--- start of Record set ---

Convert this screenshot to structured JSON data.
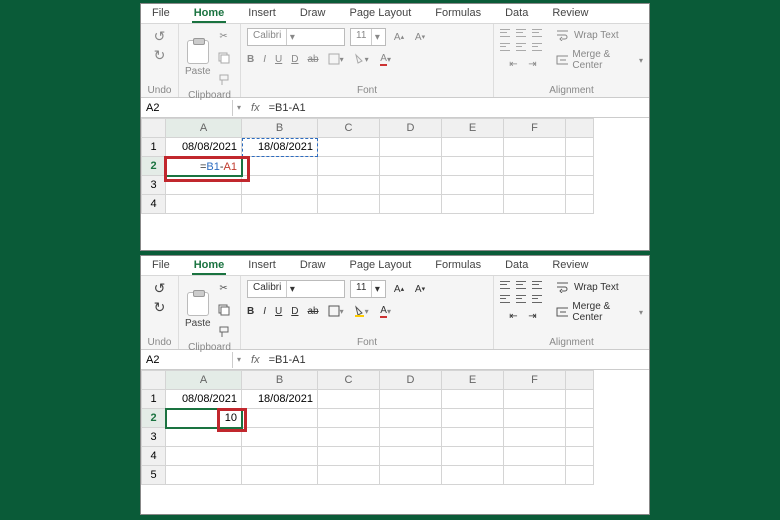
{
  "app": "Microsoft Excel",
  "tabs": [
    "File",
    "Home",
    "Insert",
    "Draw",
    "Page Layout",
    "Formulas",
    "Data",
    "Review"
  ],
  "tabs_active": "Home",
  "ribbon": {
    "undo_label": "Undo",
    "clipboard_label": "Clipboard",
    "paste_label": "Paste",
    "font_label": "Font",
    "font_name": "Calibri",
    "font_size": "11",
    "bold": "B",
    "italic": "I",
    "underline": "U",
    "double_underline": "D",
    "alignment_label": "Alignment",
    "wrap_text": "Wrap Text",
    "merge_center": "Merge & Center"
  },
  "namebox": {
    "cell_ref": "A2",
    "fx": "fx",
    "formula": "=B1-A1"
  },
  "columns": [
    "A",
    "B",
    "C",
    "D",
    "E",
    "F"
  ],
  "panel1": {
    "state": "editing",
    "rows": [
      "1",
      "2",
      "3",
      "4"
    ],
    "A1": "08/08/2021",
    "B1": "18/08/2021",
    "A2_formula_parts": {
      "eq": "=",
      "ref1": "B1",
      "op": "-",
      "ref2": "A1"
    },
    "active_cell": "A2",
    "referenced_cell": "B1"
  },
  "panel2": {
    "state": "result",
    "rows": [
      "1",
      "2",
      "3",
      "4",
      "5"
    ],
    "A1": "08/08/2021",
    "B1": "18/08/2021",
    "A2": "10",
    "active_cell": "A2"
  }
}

--- end of Record set ---
--- start of Record set ---

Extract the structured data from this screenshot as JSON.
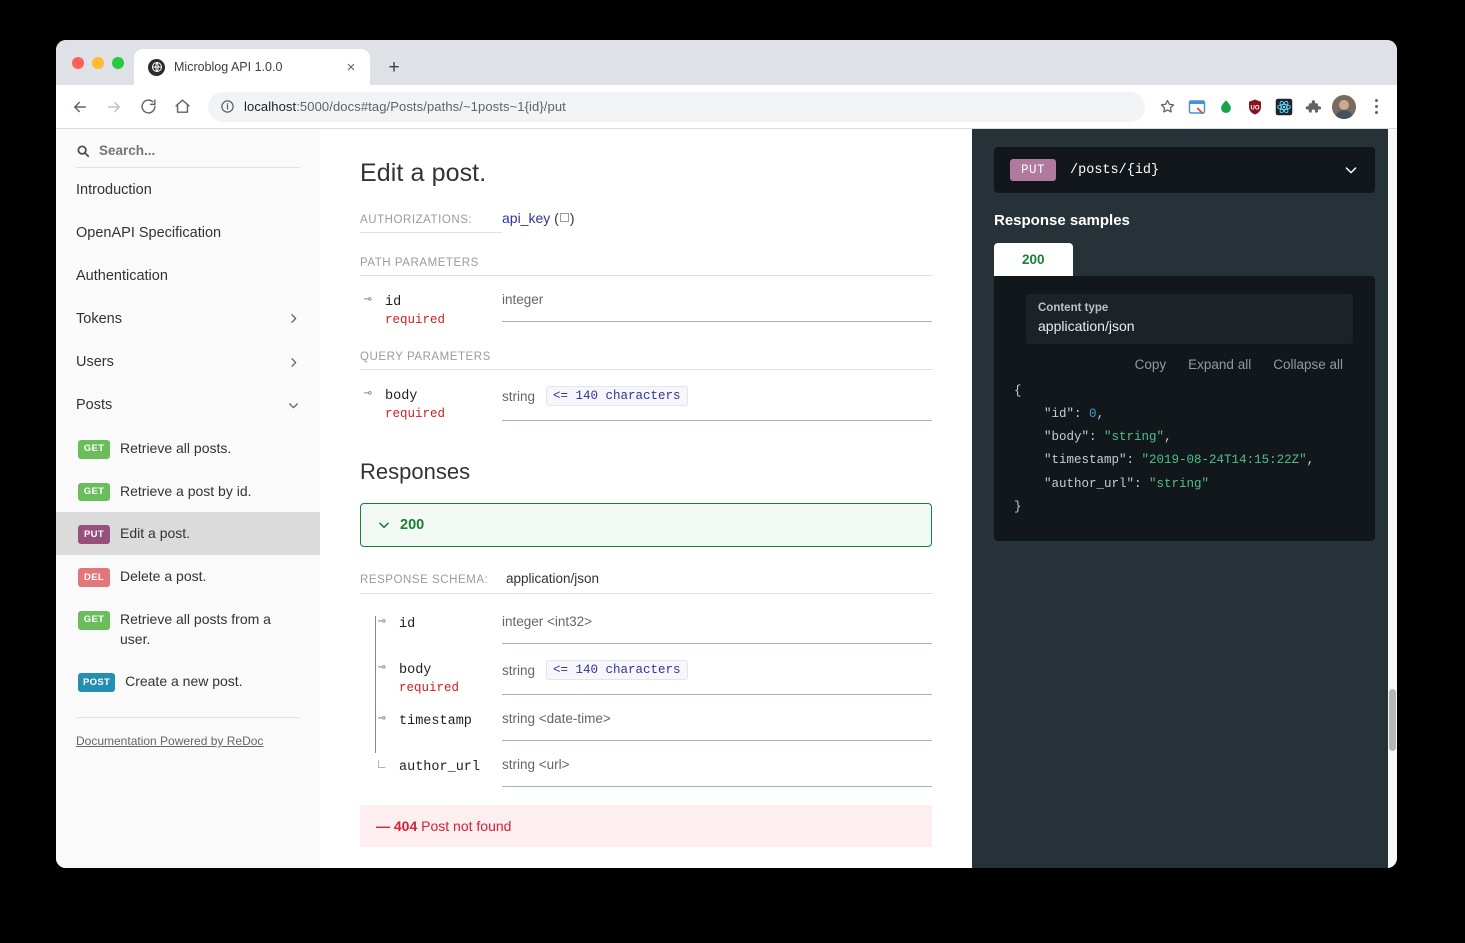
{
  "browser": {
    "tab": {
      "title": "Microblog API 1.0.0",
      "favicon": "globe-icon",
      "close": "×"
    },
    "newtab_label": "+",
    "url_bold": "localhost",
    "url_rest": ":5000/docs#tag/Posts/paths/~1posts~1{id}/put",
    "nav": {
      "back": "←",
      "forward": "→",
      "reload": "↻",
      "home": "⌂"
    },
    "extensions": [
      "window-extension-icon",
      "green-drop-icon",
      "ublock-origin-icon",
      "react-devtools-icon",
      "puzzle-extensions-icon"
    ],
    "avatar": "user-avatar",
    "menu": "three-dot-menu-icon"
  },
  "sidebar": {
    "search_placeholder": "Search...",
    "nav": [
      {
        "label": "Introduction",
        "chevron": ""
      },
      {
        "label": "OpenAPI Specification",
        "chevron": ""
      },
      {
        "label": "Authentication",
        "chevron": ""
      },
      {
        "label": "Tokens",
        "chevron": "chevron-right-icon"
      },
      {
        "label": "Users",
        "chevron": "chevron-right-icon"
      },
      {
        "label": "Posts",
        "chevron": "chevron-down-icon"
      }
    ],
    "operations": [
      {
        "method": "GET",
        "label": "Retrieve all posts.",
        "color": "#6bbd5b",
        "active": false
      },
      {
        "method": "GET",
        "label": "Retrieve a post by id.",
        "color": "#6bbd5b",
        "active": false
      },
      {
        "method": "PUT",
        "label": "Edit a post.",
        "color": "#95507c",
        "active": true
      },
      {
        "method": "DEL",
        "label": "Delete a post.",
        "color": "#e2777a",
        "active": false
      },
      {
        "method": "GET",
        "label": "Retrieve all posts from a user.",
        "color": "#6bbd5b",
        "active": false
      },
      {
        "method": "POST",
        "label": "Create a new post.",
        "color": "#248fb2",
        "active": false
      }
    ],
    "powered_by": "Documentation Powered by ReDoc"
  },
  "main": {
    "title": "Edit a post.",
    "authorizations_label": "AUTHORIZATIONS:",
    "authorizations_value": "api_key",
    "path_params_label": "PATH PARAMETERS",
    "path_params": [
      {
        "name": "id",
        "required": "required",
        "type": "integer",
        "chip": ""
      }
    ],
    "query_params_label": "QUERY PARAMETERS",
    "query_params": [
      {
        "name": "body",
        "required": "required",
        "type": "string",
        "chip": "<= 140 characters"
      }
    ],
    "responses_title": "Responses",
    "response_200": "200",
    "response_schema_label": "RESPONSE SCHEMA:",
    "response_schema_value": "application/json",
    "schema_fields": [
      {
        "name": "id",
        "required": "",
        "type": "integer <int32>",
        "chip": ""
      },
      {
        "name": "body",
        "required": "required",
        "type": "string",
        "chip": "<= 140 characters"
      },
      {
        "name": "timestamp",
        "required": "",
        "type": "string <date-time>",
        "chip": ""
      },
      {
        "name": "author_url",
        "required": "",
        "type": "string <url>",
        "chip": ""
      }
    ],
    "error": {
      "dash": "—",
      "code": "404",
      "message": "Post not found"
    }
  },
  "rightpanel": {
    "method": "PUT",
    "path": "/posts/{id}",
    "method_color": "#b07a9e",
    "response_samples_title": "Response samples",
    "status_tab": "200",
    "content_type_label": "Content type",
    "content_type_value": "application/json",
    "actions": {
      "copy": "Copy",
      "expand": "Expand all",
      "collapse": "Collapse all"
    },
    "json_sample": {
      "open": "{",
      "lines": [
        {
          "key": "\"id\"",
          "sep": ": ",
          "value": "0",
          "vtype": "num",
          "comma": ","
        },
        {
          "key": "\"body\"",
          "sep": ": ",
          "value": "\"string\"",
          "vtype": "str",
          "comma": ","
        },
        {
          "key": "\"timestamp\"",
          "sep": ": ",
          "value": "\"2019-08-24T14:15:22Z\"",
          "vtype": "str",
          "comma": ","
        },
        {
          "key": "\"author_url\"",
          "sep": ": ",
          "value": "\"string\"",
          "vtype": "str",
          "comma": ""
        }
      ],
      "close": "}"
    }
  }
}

--- end of Record set ---
--- start of Record set ---

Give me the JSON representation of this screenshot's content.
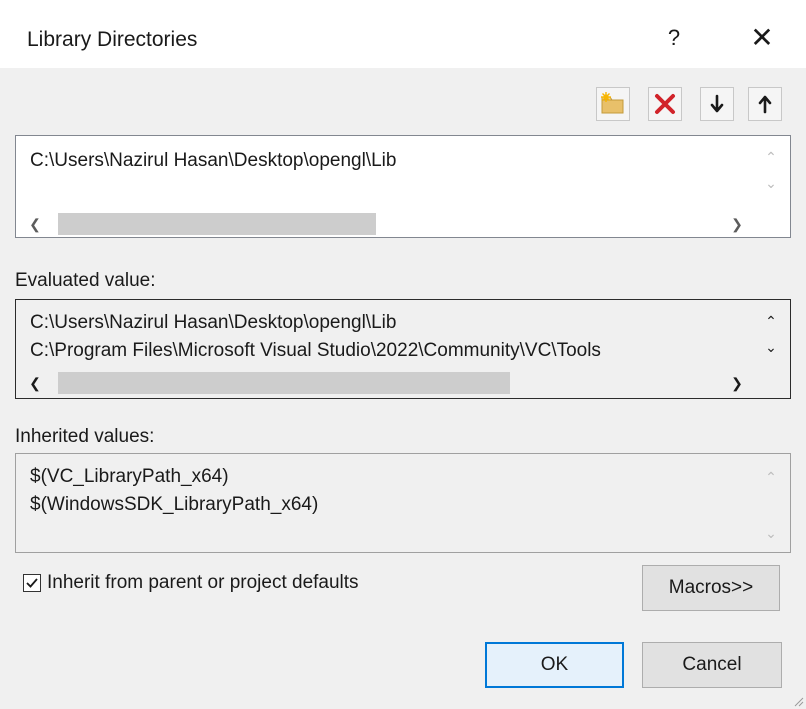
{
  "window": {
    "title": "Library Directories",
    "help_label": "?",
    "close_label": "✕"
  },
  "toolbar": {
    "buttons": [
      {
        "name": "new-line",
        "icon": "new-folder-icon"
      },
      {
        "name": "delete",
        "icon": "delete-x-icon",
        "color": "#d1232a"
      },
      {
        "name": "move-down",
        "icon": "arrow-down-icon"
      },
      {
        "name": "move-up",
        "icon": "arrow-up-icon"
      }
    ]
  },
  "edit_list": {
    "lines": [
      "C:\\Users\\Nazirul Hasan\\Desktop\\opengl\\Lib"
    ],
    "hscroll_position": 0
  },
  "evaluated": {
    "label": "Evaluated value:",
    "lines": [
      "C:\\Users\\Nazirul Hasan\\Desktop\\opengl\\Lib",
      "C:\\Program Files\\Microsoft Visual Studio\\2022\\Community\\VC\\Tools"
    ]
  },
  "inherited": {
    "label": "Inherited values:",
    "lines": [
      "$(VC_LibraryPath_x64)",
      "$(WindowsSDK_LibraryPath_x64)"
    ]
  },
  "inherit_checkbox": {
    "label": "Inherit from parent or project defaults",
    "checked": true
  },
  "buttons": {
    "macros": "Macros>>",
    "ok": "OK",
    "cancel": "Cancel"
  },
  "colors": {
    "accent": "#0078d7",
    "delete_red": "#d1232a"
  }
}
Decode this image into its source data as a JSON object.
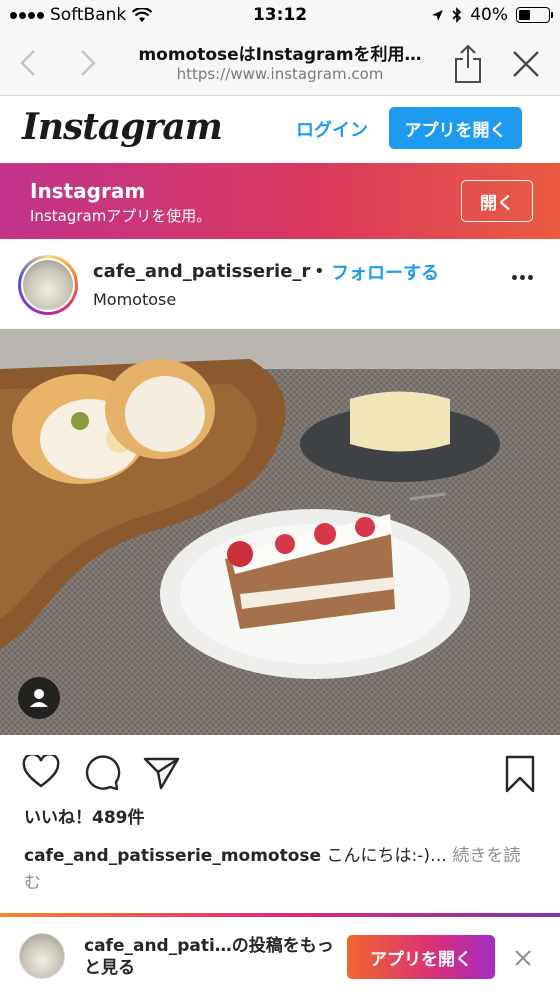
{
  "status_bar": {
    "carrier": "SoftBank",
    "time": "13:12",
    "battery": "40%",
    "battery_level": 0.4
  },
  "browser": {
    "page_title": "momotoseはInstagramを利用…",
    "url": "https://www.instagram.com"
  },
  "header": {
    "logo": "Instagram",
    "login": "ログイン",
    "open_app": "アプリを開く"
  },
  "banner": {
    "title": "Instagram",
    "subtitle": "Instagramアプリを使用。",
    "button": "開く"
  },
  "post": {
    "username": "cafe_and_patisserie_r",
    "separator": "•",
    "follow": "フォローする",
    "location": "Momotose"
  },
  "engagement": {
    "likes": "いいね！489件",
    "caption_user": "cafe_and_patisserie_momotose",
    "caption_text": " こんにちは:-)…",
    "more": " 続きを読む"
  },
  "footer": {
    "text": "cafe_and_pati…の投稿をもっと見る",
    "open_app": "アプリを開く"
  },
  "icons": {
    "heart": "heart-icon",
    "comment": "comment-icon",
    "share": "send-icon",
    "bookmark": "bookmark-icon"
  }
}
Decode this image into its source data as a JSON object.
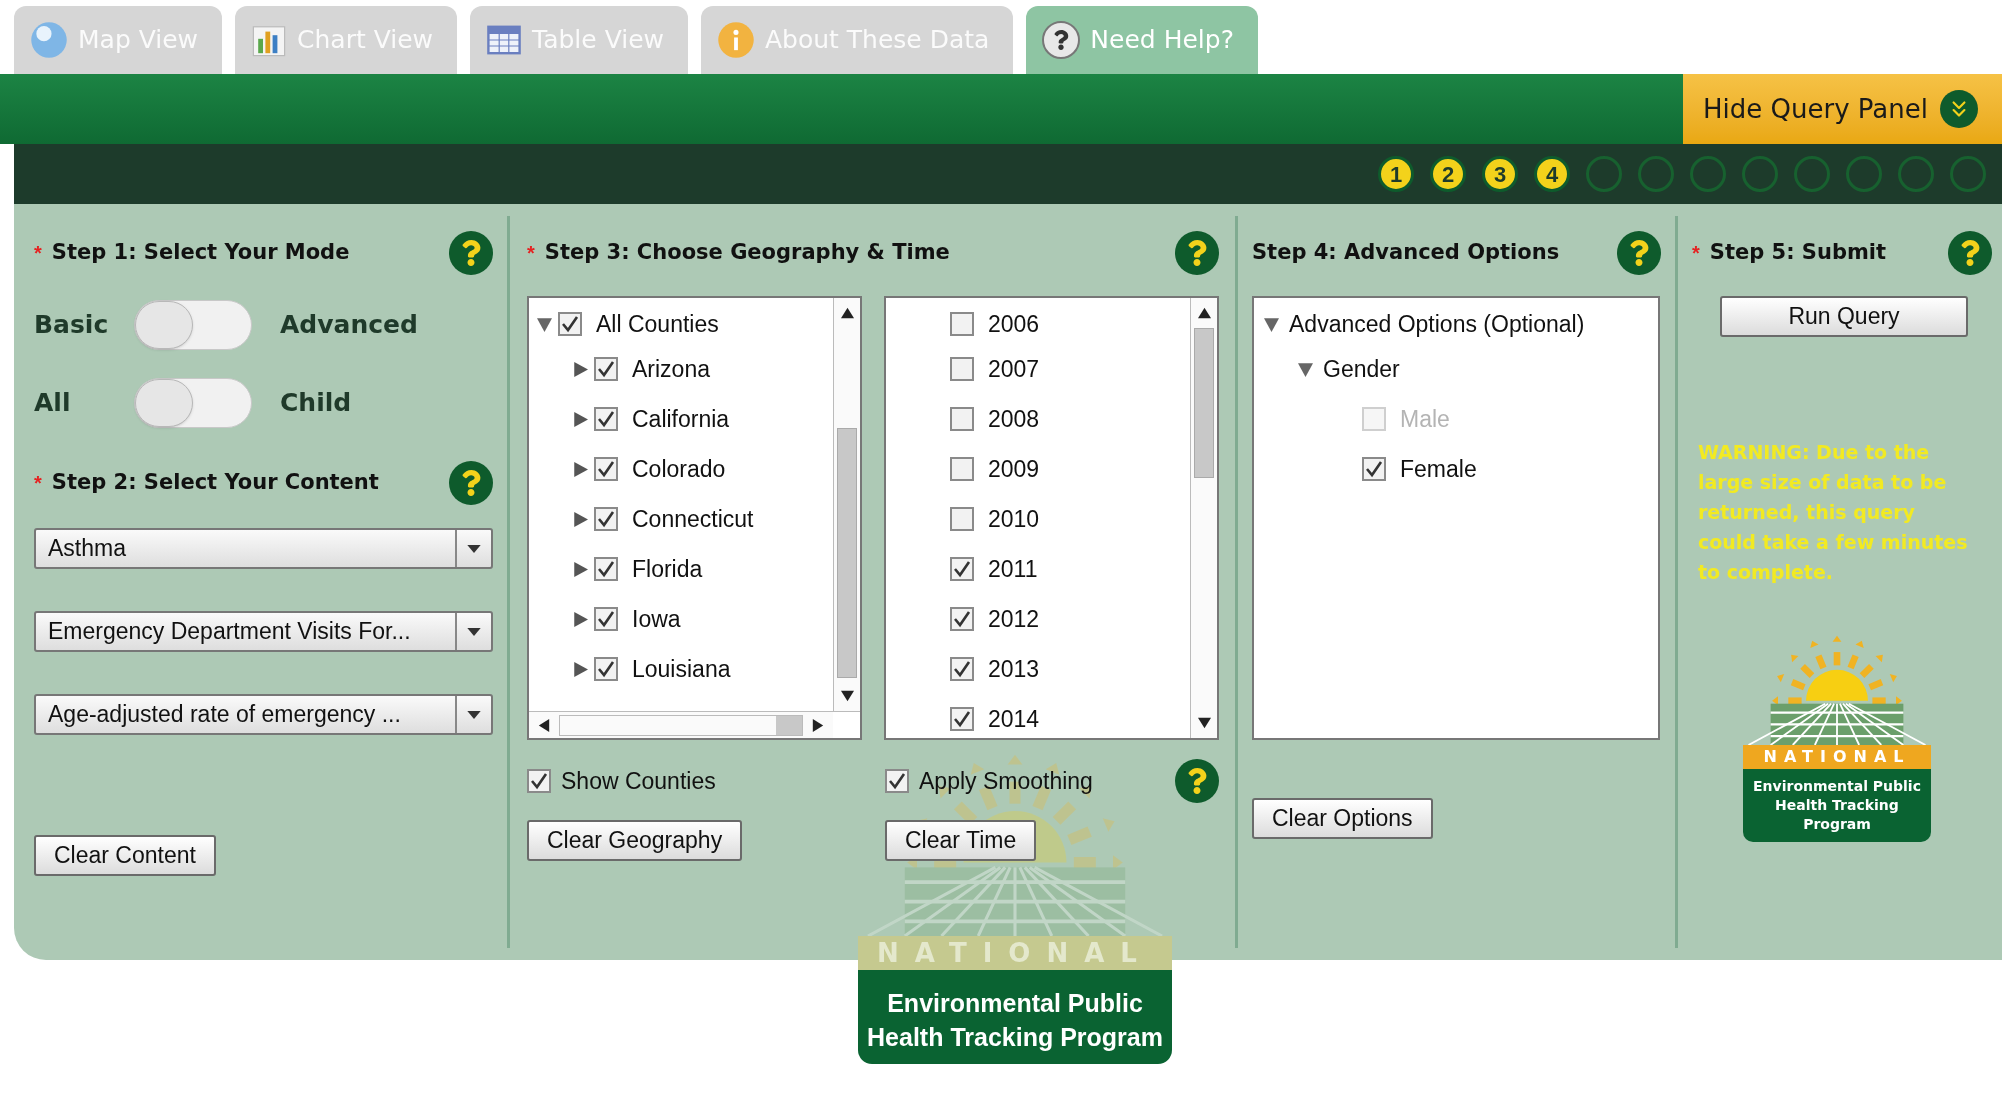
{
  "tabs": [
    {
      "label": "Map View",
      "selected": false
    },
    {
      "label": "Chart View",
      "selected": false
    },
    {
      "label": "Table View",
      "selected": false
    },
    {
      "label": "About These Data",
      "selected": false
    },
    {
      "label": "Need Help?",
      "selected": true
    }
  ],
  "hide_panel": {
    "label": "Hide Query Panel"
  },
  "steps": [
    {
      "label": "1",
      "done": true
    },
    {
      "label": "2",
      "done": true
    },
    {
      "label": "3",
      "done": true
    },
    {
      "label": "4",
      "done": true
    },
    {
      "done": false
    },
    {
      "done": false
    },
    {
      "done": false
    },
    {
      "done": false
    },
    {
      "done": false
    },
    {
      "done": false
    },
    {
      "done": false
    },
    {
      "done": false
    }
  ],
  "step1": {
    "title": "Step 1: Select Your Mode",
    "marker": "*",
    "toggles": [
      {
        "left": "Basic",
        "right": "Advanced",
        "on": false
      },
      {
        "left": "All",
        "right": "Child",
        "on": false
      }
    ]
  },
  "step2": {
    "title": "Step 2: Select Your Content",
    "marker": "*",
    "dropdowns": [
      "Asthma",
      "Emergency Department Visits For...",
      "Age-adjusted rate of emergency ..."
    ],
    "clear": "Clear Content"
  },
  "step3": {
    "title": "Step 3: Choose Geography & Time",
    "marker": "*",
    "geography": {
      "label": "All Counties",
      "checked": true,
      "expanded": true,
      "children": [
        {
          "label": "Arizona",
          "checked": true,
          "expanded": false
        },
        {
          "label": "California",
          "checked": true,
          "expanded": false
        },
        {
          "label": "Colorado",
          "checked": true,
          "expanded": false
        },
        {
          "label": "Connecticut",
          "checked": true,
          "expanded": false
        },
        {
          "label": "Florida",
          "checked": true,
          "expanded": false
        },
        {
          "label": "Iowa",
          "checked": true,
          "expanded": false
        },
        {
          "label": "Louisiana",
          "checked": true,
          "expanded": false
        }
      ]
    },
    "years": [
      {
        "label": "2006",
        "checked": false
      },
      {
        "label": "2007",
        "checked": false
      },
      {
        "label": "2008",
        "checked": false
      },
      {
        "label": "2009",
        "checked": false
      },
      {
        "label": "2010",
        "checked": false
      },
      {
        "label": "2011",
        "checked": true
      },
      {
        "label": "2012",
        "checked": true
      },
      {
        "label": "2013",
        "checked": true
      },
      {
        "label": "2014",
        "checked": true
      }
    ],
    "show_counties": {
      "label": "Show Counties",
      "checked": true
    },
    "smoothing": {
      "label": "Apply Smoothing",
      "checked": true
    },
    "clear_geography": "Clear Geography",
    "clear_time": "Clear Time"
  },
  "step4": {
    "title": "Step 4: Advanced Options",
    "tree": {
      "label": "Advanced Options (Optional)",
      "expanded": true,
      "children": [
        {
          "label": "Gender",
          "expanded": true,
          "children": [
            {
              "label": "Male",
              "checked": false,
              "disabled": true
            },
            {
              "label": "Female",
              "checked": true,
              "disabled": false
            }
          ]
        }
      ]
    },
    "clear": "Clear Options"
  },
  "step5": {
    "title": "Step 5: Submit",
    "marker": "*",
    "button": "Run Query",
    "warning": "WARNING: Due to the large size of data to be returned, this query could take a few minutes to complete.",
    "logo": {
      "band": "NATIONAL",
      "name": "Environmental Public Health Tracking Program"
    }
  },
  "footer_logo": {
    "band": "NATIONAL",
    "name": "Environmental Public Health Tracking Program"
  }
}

--- end of Record set ---

Go through the material above and count the lines that contain "Desktop"; give that number alone.

2